#### PROVIDED RECORDS:
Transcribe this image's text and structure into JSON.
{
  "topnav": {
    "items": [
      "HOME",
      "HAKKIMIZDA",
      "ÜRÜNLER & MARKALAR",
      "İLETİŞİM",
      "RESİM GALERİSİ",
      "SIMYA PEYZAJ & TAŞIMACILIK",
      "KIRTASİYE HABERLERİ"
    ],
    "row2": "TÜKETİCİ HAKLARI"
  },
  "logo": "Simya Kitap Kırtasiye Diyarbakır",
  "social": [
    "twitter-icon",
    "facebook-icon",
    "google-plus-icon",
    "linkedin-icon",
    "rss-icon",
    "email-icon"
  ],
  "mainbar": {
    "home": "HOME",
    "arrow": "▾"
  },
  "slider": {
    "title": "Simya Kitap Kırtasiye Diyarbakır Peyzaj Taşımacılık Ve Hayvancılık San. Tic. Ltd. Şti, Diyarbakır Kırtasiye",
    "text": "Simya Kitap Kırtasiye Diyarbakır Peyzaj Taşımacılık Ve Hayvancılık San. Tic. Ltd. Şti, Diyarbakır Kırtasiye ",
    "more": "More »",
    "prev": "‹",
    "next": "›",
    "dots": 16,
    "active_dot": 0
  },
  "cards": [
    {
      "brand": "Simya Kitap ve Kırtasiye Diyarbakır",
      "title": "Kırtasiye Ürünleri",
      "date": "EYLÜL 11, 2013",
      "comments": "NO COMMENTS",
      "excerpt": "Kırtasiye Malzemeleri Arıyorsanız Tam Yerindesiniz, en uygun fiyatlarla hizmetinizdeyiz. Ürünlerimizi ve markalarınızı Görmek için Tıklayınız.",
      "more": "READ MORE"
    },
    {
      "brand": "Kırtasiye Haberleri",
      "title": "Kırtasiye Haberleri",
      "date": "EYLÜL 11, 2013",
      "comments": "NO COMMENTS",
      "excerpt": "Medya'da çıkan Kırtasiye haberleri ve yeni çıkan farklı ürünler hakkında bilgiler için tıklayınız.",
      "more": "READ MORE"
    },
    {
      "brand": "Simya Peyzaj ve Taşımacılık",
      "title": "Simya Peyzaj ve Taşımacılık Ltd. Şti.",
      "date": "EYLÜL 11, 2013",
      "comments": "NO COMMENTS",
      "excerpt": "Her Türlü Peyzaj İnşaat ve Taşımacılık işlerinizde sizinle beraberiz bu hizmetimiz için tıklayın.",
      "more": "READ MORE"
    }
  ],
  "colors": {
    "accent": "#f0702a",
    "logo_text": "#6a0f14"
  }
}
==
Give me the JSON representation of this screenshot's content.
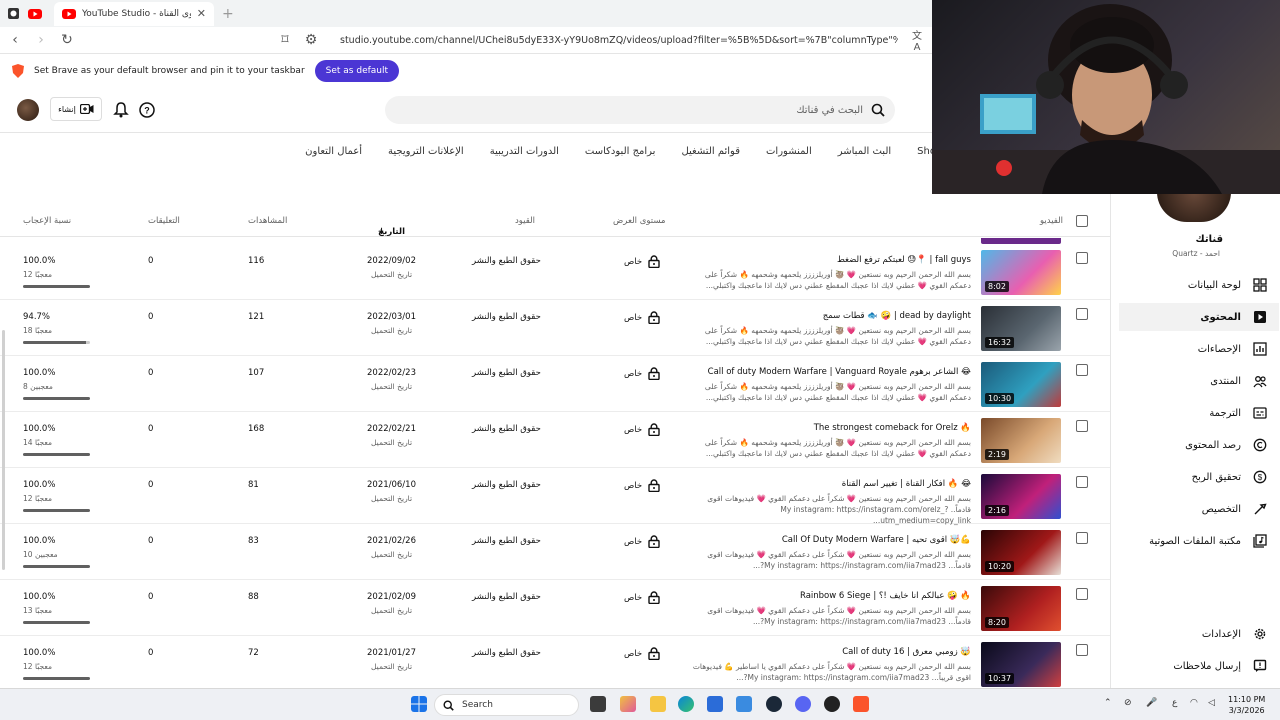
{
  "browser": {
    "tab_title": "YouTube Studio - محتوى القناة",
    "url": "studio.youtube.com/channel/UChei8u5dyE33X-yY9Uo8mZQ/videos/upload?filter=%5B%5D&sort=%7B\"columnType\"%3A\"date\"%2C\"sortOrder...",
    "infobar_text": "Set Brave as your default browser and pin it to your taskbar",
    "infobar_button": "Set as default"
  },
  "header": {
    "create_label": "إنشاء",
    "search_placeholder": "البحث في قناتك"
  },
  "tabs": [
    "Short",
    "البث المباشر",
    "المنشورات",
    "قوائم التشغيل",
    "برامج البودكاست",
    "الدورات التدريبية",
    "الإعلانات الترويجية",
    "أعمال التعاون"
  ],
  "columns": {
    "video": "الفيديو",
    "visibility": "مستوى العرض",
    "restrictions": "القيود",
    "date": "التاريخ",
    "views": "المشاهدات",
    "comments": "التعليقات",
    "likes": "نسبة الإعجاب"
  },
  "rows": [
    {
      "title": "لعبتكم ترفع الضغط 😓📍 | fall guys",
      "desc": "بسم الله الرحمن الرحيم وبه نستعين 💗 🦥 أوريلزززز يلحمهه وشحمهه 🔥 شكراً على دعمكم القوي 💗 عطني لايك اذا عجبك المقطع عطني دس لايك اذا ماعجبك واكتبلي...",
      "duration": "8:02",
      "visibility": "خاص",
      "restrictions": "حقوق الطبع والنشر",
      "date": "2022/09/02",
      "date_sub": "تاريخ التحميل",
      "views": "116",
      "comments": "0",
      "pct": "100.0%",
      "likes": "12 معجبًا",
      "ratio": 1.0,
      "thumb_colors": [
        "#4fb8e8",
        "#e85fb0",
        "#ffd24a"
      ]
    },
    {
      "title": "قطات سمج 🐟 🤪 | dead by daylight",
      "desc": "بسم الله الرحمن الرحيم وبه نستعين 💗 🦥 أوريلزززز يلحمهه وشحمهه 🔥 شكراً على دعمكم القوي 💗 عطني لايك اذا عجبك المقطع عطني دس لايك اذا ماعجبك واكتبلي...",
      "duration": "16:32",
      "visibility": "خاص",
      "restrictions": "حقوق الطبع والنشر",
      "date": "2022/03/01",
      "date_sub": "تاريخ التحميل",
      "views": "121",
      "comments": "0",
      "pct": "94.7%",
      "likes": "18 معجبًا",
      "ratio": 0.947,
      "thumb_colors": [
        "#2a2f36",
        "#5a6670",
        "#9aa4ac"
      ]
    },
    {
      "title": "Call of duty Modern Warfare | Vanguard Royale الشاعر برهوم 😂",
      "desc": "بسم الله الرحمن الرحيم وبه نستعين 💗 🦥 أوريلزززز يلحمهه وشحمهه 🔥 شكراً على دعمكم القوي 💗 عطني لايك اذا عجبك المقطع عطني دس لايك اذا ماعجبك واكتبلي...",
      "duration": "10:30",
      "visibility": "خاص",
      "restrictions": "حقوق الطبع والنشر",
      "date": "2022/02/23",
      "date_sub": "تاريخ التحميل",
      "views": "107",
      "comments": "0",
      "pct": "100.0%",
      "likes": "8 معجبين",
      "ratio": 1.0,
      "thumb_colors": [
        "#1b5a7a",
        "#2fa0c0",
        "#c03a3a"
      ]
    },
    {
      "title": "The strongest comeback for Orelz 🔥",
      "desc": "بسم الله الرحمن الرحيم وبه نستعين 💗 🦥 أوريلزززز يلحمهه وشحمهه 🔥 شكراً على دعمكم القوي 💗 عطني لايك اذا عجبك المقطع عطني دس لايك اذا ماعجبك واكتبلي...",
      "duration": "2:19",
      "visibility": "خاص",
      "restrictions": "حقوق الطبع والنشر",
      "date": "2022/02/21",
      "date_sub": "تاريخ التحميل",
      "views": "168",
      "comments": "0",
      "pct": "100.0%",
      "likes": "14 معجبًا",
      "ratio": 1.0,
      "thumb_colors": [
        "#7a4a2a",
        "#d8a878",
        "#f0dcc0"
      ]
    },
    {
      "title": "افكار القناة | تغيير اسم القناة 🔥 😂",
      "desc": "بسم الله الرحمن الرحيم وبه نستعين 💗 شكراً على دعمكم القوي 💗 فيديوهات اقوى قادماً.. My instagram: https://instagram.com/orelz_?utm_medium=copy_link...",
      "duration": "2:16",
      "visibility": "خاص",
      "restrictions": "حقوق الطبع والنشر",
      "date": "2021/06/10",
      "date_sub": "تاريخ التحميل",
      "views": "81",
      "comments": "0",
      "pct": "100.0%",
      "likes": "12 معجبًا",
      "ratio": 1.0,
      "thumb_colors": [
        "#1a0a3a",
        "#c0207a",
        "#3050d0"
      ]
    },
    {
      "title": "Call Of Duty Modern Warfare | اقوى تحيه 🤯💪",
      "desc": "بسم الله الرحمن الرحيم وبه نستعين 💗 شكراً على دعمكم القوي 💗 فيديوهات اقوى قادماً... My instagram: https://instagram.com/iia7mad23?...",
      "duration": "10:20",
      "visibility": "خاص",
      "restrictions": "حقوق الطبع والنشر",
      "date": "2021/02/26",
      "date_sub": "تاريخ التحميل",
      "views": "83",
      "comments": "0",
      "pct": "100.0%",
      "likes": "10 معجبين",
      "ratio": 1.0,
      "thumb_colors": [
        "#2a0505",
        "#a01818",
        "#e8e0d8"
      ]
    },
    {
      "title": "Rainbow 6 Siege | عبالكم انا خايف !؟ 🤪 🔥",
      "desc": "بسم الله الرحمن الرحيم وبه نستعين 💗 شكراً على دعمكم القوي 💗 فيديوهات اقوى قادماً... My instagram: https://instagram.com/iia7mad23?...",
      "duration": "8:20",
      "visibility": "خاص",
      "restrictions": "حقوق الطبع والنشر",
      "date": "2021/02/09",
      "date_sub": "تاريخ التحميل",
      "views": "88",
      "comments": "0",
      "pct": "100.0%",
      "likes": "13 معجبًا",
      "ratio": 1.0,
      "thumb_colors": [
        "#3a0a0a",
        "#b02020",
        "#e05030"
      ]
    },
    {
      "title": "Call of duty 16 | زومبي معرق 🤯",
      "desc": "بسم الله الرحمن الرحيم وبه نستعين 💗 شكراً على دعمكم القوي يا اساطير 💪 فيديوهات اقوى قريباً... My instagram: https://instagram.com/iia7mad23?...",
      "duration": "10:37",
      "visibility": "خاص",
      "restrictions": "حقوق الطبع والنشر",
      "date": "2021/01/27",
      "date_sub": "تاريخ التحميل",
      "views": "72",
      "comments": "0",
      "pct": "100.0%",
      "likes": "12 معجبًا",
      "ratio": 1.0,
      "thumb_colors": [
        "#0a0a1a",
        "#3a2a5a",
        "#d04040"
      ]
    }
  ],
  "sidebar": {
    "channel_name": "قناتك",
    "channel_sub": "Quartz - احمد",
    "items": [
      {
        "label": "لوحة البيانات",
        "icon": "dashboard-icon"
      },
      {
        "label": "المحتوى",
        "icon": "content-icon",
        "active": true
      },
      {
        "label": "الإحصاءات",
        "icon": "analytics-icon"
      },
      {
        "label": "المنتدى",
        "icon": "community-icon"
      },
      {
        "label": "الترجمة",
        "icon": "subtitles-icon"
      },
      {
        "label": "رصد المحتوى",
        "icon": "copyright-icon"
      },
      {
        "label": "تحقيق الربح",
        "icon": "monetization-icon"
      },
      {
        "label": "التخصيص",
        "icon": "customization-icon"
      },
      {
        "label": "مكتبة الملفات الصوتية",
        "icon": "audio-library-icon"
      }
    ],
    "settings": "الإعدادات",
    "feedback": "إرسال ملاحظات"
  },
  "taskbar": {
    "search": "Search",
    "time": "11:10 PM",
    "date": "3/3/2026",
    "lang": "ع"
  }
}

#### REQUIREMENTS:
Search the data for "Kitap". Copy every matching line.

#### SOLUTION FOR THIS TASK:
  "logo": "Simya Kitap Kırtasiye Diyarbakır",
    "title": "Simya Kitap Kırtasiye Diyarbakır Peyzaj Taşımacılık Ve Hayvancılık San. Tic. Ltd. Şti, Diyarbakır Kırtasiye",
    "text": "Simya Kitap Kırtasiye Diyarbakır Peyzaj Taşımacılık Ve Hayvancılık San. Tic. Ltd. Şti, Diyarbakır Kırtasiye ",
      "brand": "Simya Kitap ve Kırtasiye Diyarbakır",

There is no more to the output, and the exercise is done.